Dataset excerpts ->

--- begin ---

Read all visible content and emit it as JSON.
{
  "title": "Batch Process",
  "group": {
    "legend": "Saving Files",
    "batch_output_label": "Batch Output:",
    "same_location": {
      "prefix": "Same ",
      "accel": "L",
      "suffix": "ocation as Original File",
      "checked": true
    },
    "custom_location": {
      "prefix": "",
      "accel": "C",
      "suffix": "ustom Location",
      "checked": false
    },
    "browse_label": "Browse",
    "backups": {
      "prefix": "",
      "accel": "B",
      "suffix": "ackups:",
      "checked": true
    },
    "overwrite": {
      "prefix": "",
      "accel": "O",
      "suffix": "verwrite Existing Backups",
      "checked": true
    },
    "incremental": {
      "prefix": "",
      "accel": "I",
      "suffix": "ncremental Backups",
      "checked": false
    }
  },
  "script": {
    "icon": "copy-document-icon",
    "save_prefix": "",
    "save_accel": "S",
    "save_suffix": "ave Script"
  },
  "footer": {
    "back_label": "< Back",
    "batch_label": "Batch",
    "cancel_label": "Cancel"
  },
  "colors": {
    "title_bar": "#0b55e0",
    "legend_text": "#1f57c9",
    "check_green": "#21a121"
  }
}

--- end ---

WHAT YOU NEED TO DO ->
Count how many lines above carry the word "Batch". Only the number is required.

IN RESPONSE ->
3